■ **What you are asked to do**: Using the data below, copy each line that includes the word "this".

■ **Dataset entries**:
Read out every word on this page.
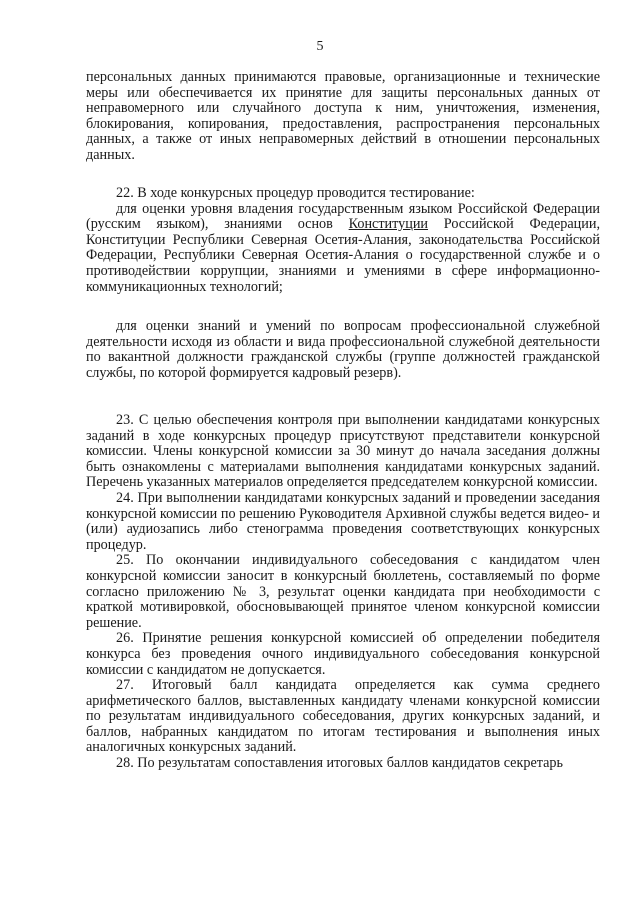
5

персональных данных принимаются правовые, организационные и технические меры или обеспечивается их принятие для защиты персональных данных от неправомерного или случайного доступа к ним, уничтожения, изменения, блокирования, копирования, предоставления, распространения персональных данных, а также от иных неправомерных действий в отношении персональных данных.

22. В ходе конкурсных процедур проводится тестирование:

для оценки уровня владения государственным языком Российской Федерации (русским языком), знаниями основ Конституции Российской Федерации, Конституции Республики Северная Осетия-Алания, законодательства Российской Федерации, Республики Северная Осетия-Алания о государственной службе и о противодействии коррупции, знаниями и умениями в сфере информационно-коммуникационных технологий;

для оценки знаний и умений по вопросам профессиональной служебной деятельности исходя из области и вида профессиональной служебной деятельности по вакантной должности гражданской службы (группе должностей гражданской службы, по которой формируется кадровый резерв).

23. С целью обеспечения контроля при выполнении кандидатами конкурсных заданий в ходе конкурсных процедур присутствуют представители конкурсной комиссии. Члены конкурсной комиссии за 30 минут до начала заседания должны быть ознакомлены с материалами выполнения кандидатами конкурсных заданий. Перечень указанных материалов определяется председателем конкурсной комиссии.

24. При выполнении кандидатами конкурсных заданий и проведении заседания конкурсной комиссии по решению Руководителя Архивной службы ведется видео- и (или) аудиозапись либо стенограмма проведения соответствующих конкурсных процедур.

25. По окончании индивидуального собеседования с кандидатом член конкурсной комиссии заносит в конкурсный бюллетень, составляемый по форме согласно приложению № 3, результат оценки кандидата при необходимости с краткой мотивировкой, обосновывающей принятое членом конкурсной комиссии решение.

26. Принятие решения конкурсной комиссией об определении победителя конкурса без проведения очного индивидуального собеседования конкурсной комиссии с кандидатом не допускается.

27. Итоговый балл кандидата определяется как сумма среднего арифметического баллов, выставленных кандидату членами конкурсной комиссии по результатам индивидуального собеседования, других конкурсных заданий, и баллов, набранных кандидатом по итогам тестирования и выполнения иных аналогичных конкурсных заданий.

28. По результатам сопоставления итоговых баллов кандидатов секретарь
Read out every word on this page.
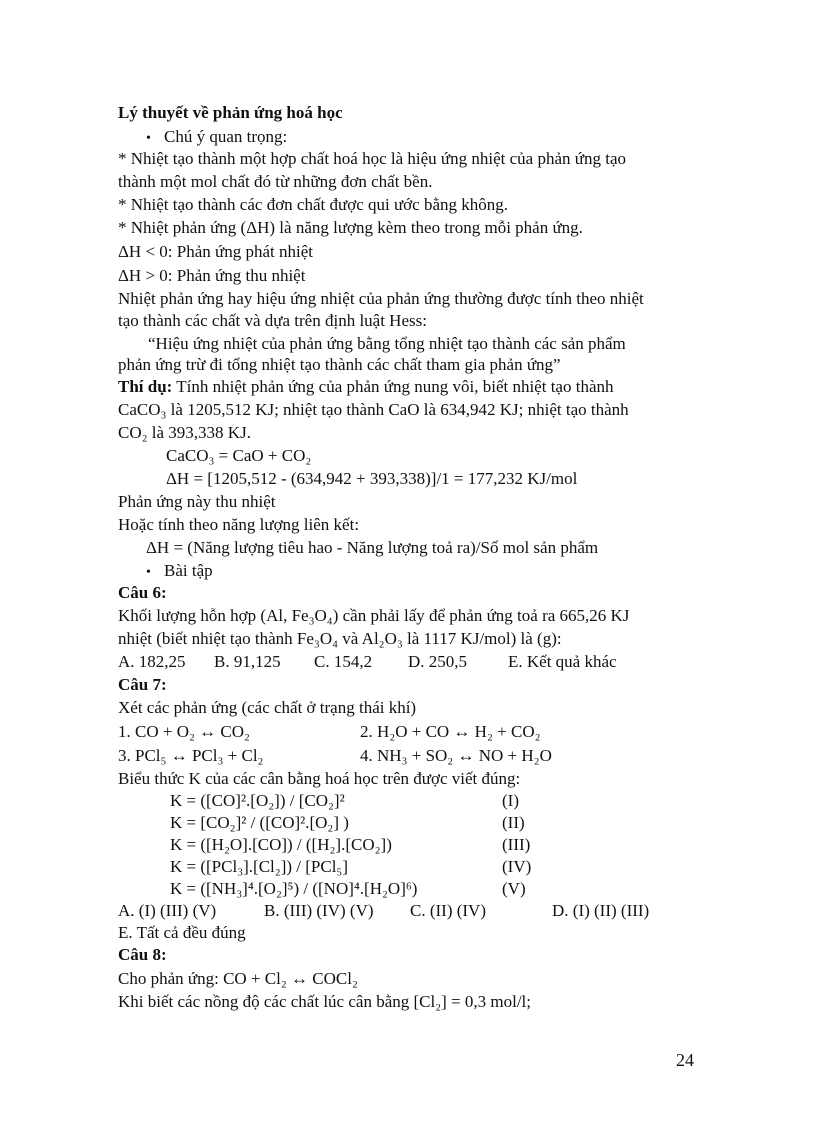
Lý thuyết về phản ứng hoá học
• Chú ý quan trọng:
* Nhiệt tạo thành một hợp chất hoá học là hiệu ứng nhiệt của phản ứng tạo
thành một mol chất đó từ những đơn chất bền.
* Nhiệt tạo thành các đơn chất được qui ước bằng không.
* Nhiệt phản ứng (ΔH) là năng lượng kèm theo trong mỗi phản ứng.
ΔH < 0: Phản ứng phát nhiệt
ΔH > 0: Phản ứng thu nhiệt
Nhiệt phản ứng hay hiệu ứng nhiệt của phản ứng thường được tính theo nhiệt
tạo thành các chất và dựa trên định luật Hess:
“Hiệu ứng nhiệt của phản ứng bằng tổng nhiệt tạo thành các sản phẩm
phản ứng trừ đi tổng nhiệt tạo thành các chất tham gia phản ứng”
Thí dụ: Tính nhiệt phản ứng của phản ứng nung vôi, biết nhiệt tạo thành
CaCO₃ là 1205,512 KJ; nhiệt tạo thành CaO là 634,942 KJ; nhiệt tạo thành
CO₂ là 393,338 KJ.
CaCO₃ = CaO + CO₂
ΔH = [1205,512 - (634,942 + 393,338)]/1 = 177,232 KJ/mol
Phản ứng này thu nhiệt
Hoặc tính theo năng lượng liên kết:
ΔH = (Năng lượng tiêu hao - Năng lượng toả ra)/Số mol sản phẩm
• Bài tập
Câu 6:
Khối lượng hỗn hợp (Al, Fe₃O₄) cần phải lấy để phản ứng toả ra 665,26 KJ
nhiệt (biết nhiệt tạo thành Fe₃O₄ và Al₂O₃ là 1117 KJ/mol) là (g):
A. 182,25 B. 91,125 C. 154,2 D. 250,5 E. Kết quả khác
Câu 7:
Xét các phản ứng (các chất ở trạng thái khí)
1. CO + O₂ ↔ CO₂	2. H₂O + CO ↔ H₂ + CO₂
3. PCl₅ ↔ PCl₃ + Cl₂	4. NH₃ + SO₂ ↔ NO + H₂O
Biểu thức K của các cân bằng hoá học trên được viết đúng:
K = ([CO]².[O₂]) / [CO₂]²	(I)
K = [CO₂]² / ([CO]².[O₂] )	(II)
K = ([H₂O].[CO]) / ([H₂].[CO₂])	(III)
K = ([PCl₃].[Cl₂]) / [PCl₅]	(IV)
K = ([NH₃]⁴.[O₂]⁵) / ([NO]⁴.[H₂O]⁶)	(V)
A. (I) (III) (V)	B. (III) (IV) (V) C. (II) (IV)	D. (I) (II) (III)
E. Tất cả đều đúng
Câu 8:
Cho phản ứng: CO + Cl₂ ↔ COCl₂
Khi biết các nồng độ các chất lúc cân bằng [Cl₂] = 0,3 mol/l;
24
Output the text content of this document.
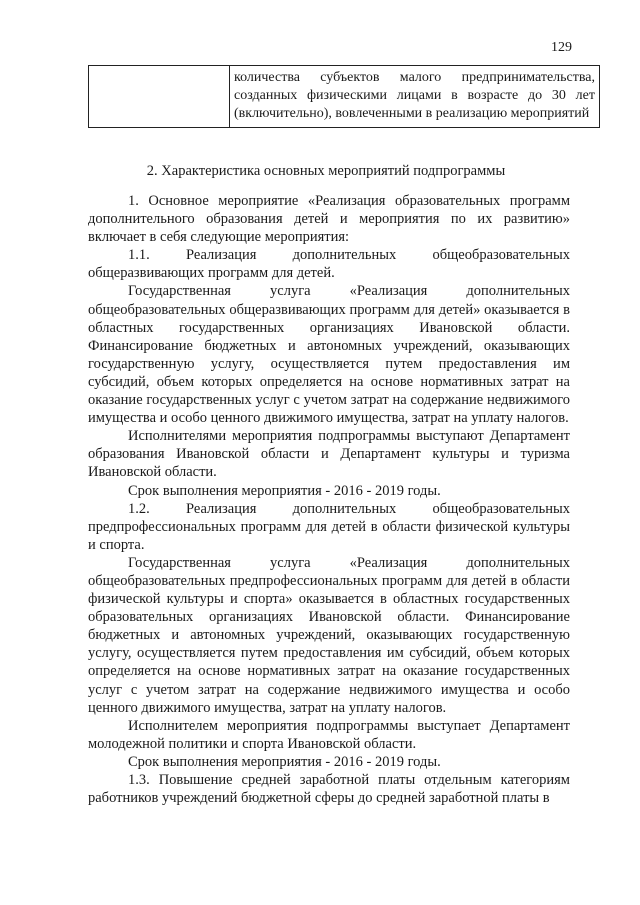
129
	количества субъектов малого предпринимательства, созданных физическими лицами в возрасте до 30 лет (включительно), вовлеченными в реализацию мероприятий
2. Характеристика основных мероприятий подпрограммы

1. Основное мероприятие «Реализация образовательных программ дополнительного образования детей и мероприятия по их развитию» включает в себя следующие мероприятия:

1.1. Реализация дополнительных общеобразовательных общеразвивающих программ для детей.

Государственная услуга «Реализация дополнительных общеобразовательных общеразвивающих программ для детей» оказывается в областных государственных организациях Ивановской области. Финансирование бюджетных и автономных учреждений, оказывающих государственную услугу, осуществляется путем предоставления им субсидий, объем которых определяется на основе нормативных затрат на оказание государственных услуг с учетом затрат на содержание недвижимого имущества и особо ценного движимого имущества, затрат на уплату налогов.

Исполнителями мероприятия подпрограммы выступают Департамент образования Ивановской области и Департамент культуры и туризма Ивановской области.

Срок выполнения мероприятия - 2016 - 2019 годы.

1.2. Реализация дополнительных общеобразовательных предпрофессиональных программ для детей в области физической культуры и спорта.

Государственная услуга «Реализация дополнительных общеобразовательных предпрофессиональных программ для детей в области физической культуры и спорта» оказывается в областных государственных образовательных организациях Ивановской области. Финансирование бюджетных и автономных учреждений, оказывающих государственную услугу, осуществляется путем предоставления им субсидий, объем которых определяется на основе нормативных затрат на оказание государственных услуг с учетом затрат на содержание недвижимого имущества и особо ценного движимого имущества, затрат на уплату налогов.

Исполнителем мероприятия подпрограммы выступает Департамент молодежной политики и спорта Ивановской области.

Срок выполнения мероприятия - 2016 - 2019 годы.

1.3. Повышение средней заработной платы отдельным категориям работников учреждений бюджетной сферы до средней заработной платы в
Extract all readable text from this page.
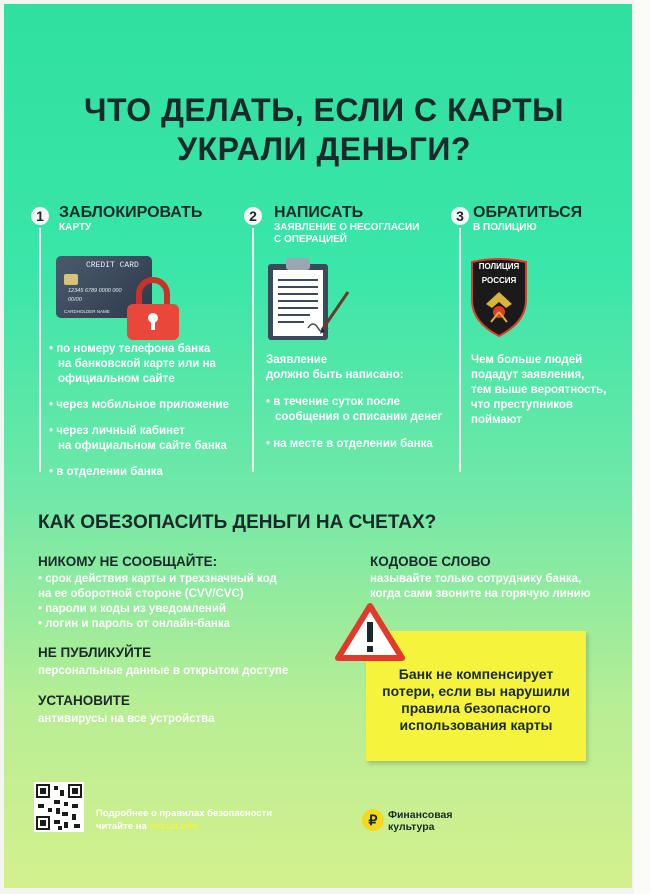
ЧТО ДЕЛАТЬ, ЕСЛИ С КАРТЫ
УКРАЛИ ДЕНЬГИ?
1 ЗАБЛОКИРОВАТЬ
КАРТУ
CREDIT CARD
12345 6789 0000 000
00/00
CARDHOLDER NAME
• по номеру телефона банка
на банковской карте или на
официальном сайте
• через мобильное приложение
• через личный кабинет
на официальном сайте банка
• в отделении банка
2	НАПИСАТЬ
ЗАЯВЛЕНИЕ О НЕСОГЛАСИИ
С ОПЕРАЦИЕЙ
Заявление
должно быть написано:
• в течение суток после
сообщения о списании денег
• на месте в отделении банка
3 ОБРАТИТЬСЯ
В ПОЛИЦИЮ
ПОЛИЦИЯ
РОССИЯ
Чем больше людей
подадут заявления,
тем выше вероятность,
что преступников
поймают
КАК ОБЕЗОПАСИТЬ ДЕНЬГИ НА СЧЕТАХ?
НИКОМУ НЕ СООБЩАЙТЕ:
• срок действия карты и трехзначный код
на ее оборотной стороне (CVV/CVC)
• пароли и коды из уведомлений
• логин и пароль от онлайн-банка
НЕ ПУБЛИКУЙТЕ
персональные данные в открытом доступе
УСТАНОВИТЕ
антивирусы на все устройства
КОДОВОЕ СЛОВО
называйте только сотруднику банка,
когда сами звоните на горячую линию
Банк не компенсирует
потери, если вы нарушили
правила безопасного
использования карты
Подробнее о правилах безопасности
читайте на fincult.info	₽	Финансовая
культура
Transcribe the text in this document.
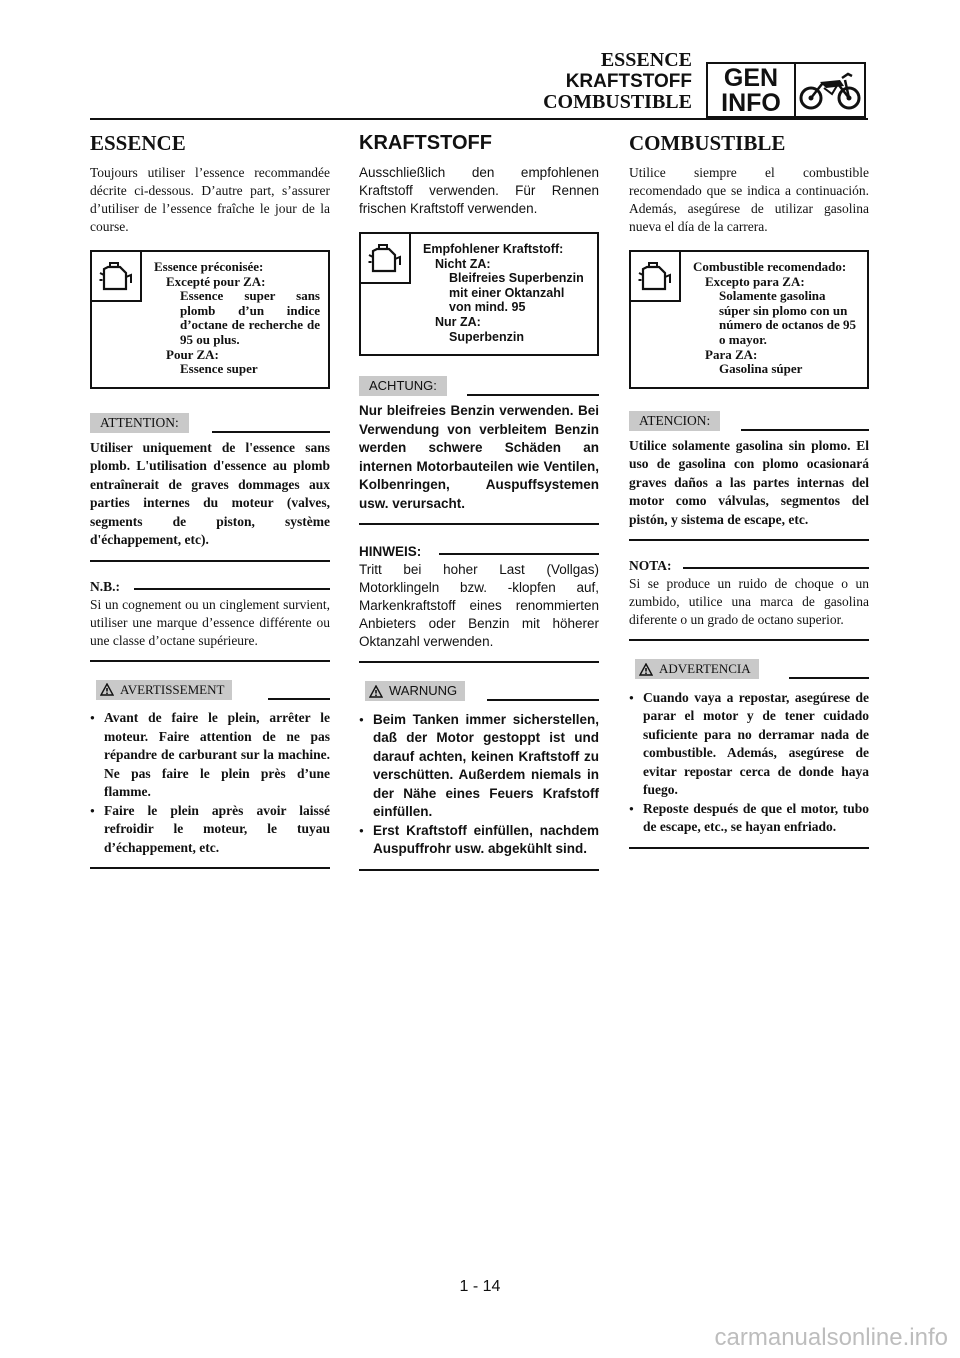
ESSENCE
KRAFTSTOFF
COMBUSTIBLE
GEN
INFO
ESSENCE

Toujours utiliser l’essence recommandée décrite ci-dessous. D’autre part, s’assurer d’utiliser de l’essence fraîche le jour de la course.

Essence préconisée:
Excepté pour ZA:
Essence super sans plomb d’un indice d’octane de recherche de 95 ou plus.
Pour ZA:
Essence super
ATTENTION:
Utiliser uniquement de l'essence sans plomb. L'utilisation d'essence au plomb entraînerait de graves dommages aux parties internes du moteur (valves, segments de piston, système d'échappement, etc).
N.B.:
Si un cognement ou un cinglement survient, utiliser une marque d’essence différente ou une classe d’octane supérieure.
AVERTISSEMENT
● Avant de faire le plein, arrêter le moteur. Faire attention de ne pas répandre de carburant sur la machine. Ne pas faire le plein près d’une flamme.
● Faire le plein après avoir laissé refroidir le moteur, le tuyau d’échappement, etc.
KRAFTSTOFF

Ausschließlich den empfohlenen Kraftstoff verwenden. Für Rennen frischen Kraftstoff verwenden.

Empfohlener Kraftstoff:
Nicht ZA:
Bleifreies Superbenzin mit einer Oktanzahl von mind. 95
Nur ZA:
Superbenzin
ACHTUNG:
Nur bleifreies Benzin verwenden. Bei Verwendung von verbleitem Benzin werden schwere Schäden an internen Motorbauteilen wie Ventilen, Kolbenringen, Auspuffsystemen usw. verursacht.
HINWEIS:
Tritt bei hoher Last (Vollgas) Motorklingeln bzw. -klopfen auf, Markenkraftstoff eines renommierten Anbieters oder Benzin mit höherer Oktanzahl verwenden.
WARNUNG
● Beim Tanken immer sicherstellen, daß der Motor gestoppt ist und darauf achten, keinen Kraftstoff zu verschütten. Außerdem niemals in der Nähe eines Feuers Krafstoff einfüllen.
● Erst Kraftstoff einfüllen, nachdem Auspuffrohr usw. abgekühlt sind.
COMBUSTIBLE

Utilice siempre el combustible recomendado que se indica a continuación. Además, asegúrese de utilizar gasolina nueva el día de la carrera.

Combustible recomendado:
Excepto para ZA:
Solamente gasolina súper sin plomo con un número de octanos de 95 o mayor.
Para ZA:
Gasolina súper
ATENCION:
Utilice solamente gasolina sin plomo. El uso de gasolina con plomo ocasionará graves daños a las partes internas del motor como válvulas, segmentos del pistón, y sistema de escape, etc.
NOTA:
Si se produce un ruido de choque o un zumbido, utilice una marca de gasolina diferente o un grado de octano superior.
ADVERTENCIA
● Cuando vaya a repostar, asegúrese de parar el motor y de tener cuidado suficiente para no derramar nada de combustible. Además, asegúrese de evitar repostar cerca de donde haya fuego.
● Reposte después de que el motor, tubo de escape, etc., se hayan enfriado.
1 - 14
carmanualsonline.info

■ **Answer below**:
Read out every word on this page.
Read out every word on this page.
Output the text content of this document.
Extract all readable text from this page.
Transcribe the text in this document.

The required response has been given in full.